** start WORKING DATA **
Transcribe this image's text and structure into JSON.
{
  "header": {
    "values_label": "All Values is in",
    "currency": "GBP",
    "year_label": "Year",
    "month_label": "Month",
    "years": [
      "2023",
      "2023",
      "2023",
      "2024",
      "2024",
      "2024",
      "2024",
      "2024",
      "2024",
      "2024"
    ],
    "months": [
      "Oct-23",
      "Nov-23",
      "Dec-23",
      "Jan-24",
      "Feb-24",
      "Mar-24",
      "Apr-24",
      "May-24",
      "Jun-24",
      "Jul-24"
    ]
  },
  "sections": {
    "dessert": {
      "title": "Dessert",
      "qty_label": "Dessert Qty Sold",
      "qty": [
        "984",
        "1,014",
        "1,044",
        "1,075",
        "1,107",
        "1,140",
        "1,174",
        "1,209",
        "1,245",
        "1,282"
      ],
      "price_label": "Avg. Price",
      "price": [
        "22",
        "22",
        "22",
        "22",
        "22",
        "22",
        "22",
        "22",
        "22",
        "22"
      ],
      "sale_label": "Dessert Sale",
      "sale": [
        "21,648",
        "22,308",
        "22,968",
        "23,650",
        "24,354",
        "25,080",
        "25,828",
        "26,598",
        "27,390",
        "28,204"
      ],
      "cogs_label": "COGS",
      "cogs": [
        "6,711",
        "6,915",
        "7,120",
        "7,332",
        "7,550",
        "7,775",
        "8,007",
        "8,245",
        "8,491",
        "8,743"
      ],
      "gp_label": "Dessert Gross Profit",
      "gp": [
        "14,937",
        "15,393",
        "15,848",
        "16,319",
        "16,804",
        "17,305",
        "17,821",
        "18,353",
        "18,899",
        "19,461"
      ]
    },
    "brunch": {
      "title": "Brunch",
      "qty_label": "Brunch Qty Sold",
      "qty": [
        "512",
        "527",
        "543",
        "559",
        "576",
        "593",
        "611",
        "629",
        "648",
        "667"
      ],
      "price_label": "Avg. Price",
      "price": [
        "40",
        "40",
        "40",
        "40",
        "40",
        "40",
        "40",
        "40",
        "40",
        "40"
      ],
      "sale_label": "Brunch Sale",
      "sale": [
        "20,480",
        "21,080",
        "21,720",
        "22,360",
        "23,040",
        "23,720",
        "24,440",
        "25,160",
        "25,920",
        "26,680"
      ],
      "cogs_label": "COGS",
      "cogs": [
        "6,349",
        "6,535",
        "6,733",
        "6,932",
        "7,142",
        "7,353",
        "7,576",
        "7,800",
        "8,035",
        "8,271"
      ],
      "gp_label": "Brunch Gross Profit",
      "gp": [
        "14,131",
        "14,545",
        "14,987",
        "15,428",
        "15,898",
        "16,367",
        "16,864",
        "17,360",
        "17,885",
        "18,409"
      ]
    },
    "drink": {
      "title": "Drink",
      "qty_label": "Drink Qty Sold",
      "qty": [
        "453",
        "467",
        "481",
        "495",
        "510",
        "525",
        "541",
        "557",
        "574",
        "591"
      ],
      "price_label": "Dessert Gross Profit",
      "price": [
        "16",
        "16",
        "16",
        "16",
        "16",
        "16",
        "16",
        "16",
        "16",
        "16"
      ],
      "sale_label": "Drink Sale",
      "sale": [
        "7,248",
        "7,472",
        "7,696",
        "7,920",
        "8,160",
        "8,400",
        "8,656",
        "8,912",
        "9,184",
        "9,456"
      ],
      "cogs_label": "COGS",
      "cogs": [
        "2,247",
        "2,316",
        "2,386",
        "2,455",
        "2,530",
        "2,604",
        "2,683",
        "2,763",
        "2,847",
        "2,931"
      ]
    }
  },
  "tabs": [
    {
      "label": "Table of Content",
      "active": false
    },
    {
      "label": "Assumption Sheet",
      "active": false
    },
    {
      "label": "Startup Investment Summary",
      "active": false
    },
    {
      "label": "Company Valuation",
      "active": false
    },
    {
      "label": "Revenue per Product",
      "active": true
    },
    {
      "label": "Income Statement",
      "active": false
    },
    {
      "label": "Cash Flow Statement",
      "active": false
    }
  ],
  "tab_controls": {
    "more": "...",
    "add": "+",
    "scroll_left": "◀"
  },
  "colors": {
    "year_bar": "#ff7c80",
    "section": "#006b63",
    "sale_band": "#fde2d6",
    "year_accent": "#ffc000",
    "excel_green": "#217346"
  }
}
** end WORKING DATA **
YOUR TASK -> Every line that holds the word "Statement" counts once; state the total number of such lines and nothing else.

TASK SOLUTION -> 2